● To do
From the listing below, copy every line with the word "here".

● Data for processing
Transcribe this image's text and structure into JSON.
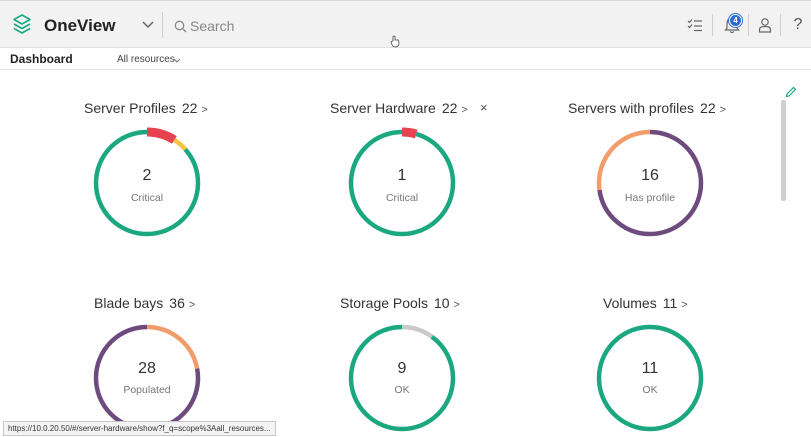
{
  "app": {
    "title": "OneView"
  },
  "search": {
    "placeholder": "Search"
  },
  "notifications": {
    "badge_count": "4"
  },
  "help": {
    "label": "?"
  },
  "subnav": {
    "dashboard": "Dashboard",
    "scope": "All resources"
  },
  "colors": {
    "ok": "#1ba881",
    "critical": "#e8414f",
    "warning": "#f6c443",
    "orange": "#f39c6b",
    "purple": "#6e4b7e",
    "gray": "#c9c9c9"
  },
  "cards": [
    {
      "title": "Server Profiles",
      "count": "22",
      "arrow": ">",
      "value": "2",
      "label": "Critical",
      "segments": [
        {
          "status": "critical",
          "fraction": 0.09
        },
        {
          "status": "warning",
          "fraction": 0.045
        },
        {
          "status": "ok",
          "fraction": 0.865
        }
      ]
    },
    {
      "title": "Server Hardware",
      "count": "22",
      "arrow": ">",
      "value": "1",
      "label": "Critical",
      "close": "×",
      "segments": [
        {
          "status": "critical",
          "fraction": 0.045
        },
        {
          "status": "ok",
          "fraction": 0.955
        }
      ]
    },
    {
      "title": "Servers with profiles",
      "count": "22",
      "arrow": ">",
      "value": "16",
      "label": "Has profile",
      "segments": [
        {
          "status": "purple",
          "fraction": 0.727
        },
        {
          "status": "orange",
          "fraction": 0.273
        }
      ]
    },
    {
      "title": "Blade bays",
      "count": "36",
      "arrow": ">",
      "value": "28",
      "label": "Populated",
      "segments": [
        {
          "status": "orange",
          "fraction": 0.22
        },
        {
          "status": "purple",
          "fraction": 0.78
        }
      ]
    },
    {
      "title": "Storage Pools",
      "count": "10",
      "arrow": ">",
      "value": "9",
      "label": "OK",
      "segments": [
        {
          "status": "gray",
          "fraction": 0.1
        },
        {
          "status": "ok",
          "fraction": 0.9
        }
      ]
    },
    {
      "title": "Volumes",
      "count": "11",
      "arrow": ">",
      "value": "11",
      "label": "OK",
      "segments": [
        {
          "status": "ok",
          "fraction": 1.0
        }
      ]
    }
  ],
  "status_bar": {
    "url": "https://10.0.20.50/#/server-hardware/show?f_q=scope%3Aall_resources..."
  }
}
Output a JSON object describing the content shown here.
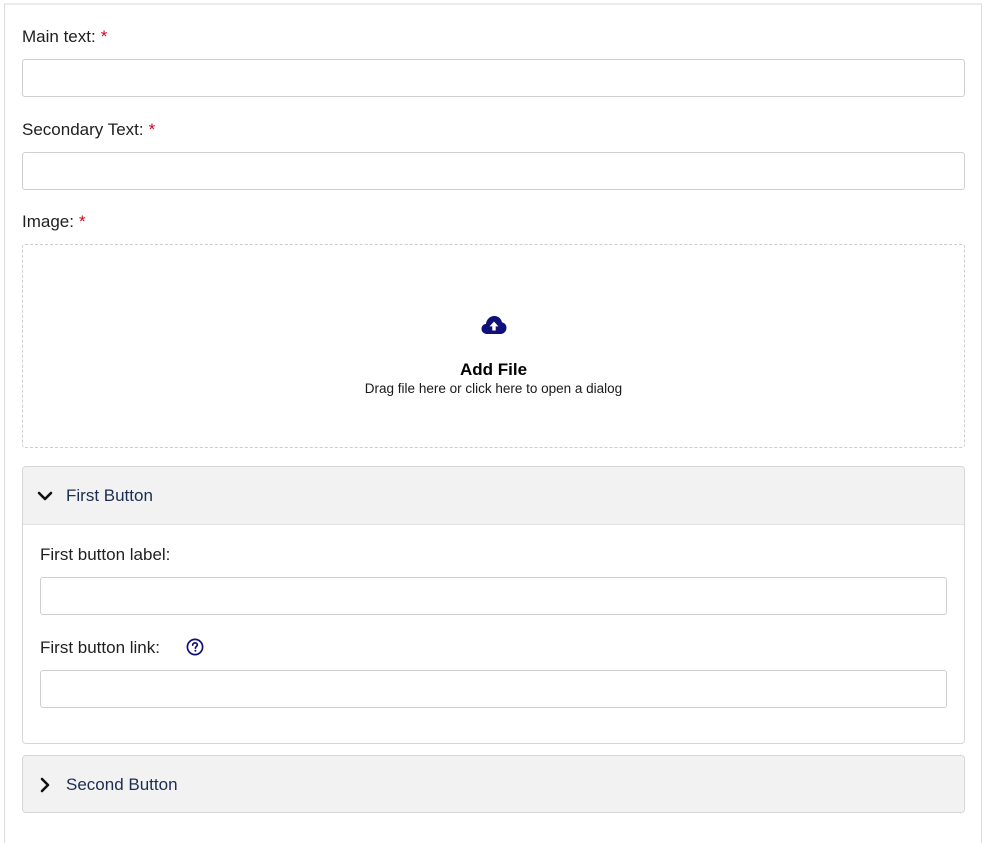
{
  "form": {
    "main_text": {
      "label": "Main text:",
      "required_mark": "*",
      "value": ""
    },
    "secondary_text": {
      "label": "Secondary Text:",
      "required_mark": "*",
      "value": ""
    },
    "image": {
      "label": "Image:",
      "required_mark": "*",
      "dropzone": {
        "icon": "cloud-upload-icon",
        "title": "Add File",
        "subtitle": "Drag file here or click here to open a dialog"
      }
    }
  },
  "accordions": [
    {
      "title": "First Button",
      "expanded": true,
      "chevron_icon": "chevron-down-icon",
      "fields": {
        "label_field": {
          "label": "First button label:",
          "value": ""
        },
        "link_field": {
          "label": "First button link:",
          "value": "",
          "help_icon": "question-circle-icon"
        }
      }
    },
    {
      "title": "Second Button",
      "expanded": false,
      "chevron_icon": "chevron-right-icon"
    }
  ],
  "colors": {
    "required": "#d0021b",
    "accent_icon": "#10107a",
    "accordion_header_bg": "#f2f2f2",
    "accordion_title": "#1c2d4f",
    "border": "#cfcfcf"
  }
}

● Reply to the exercise
Output a JSON object describing the content shown here.
        "subtitle": "Drag file here or click here to open a dialog"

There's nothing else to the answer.